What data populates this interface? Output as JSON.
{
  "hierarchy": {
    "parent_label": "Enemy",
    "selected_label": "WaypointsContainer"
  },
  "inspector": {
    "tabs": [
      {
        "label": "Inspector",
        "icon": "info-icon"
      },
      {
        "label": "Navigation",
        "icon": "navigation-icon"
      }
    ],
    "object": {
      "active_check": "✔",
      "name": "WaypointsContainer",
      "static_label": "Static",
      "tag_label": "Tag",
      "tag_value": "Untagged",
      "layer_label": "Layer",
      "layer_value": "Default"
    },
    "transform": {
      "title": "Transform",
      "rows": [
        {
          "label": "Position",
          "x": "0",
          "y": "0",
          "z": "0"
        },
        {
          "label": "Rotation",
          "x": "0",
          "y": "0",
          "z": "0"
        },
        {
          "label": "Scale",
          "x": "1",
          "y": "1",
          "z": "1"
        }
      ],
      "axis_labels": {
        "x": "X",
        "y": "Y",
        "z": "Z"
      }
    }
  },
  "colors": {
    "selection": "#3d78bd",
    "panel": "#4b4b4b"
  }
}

+++

WORK INSTRUCTIONS
Write out all of the records once more, exactly.

THE SOLUTION
What data populates this interface? Output as JSON.
{
  "hierarchy": {
    "parent_label": "Enemy",
    "selected_label": "WaypointsContainer"
  },
  "inspector": {
    "tabs": [
      {
        "label": "Inspector",
        "icon": "info-icon"
      },
      {
        "label": "Navigation",
        "icon": "navigation-icon"
      }
    ],
    "object": {
      "active_check": "✔",
      "name": "WaypointsContainer",
      "static_label": "Static",
      "tag_label": "Tag",
      "tag_value": "Untagged",
      "layer_label": "Layer",
      "layer_value": "Default"
    },
    "transform": {
      "title": "Transform",
      "rows": [
        {
          "label": "Position",
          "x": "0",
          "y": "0",
          "z": "0"
        },
        {
          "label": "Rotation",
          "x": "0",
          "y": "0",
          "z": "0"
        },
        {
          "label": "Scale",
          "x": "1",
          "y": "1",
          "z": "1"
        }
      ],
      "axis_labels": {
        "x": "X",
        "y": "Y",
        "z": "Z"
      }
    }
  },
  "colors": {
    "selection": "#3d78bd",
    "panel": "#4b4b4b"
  }
}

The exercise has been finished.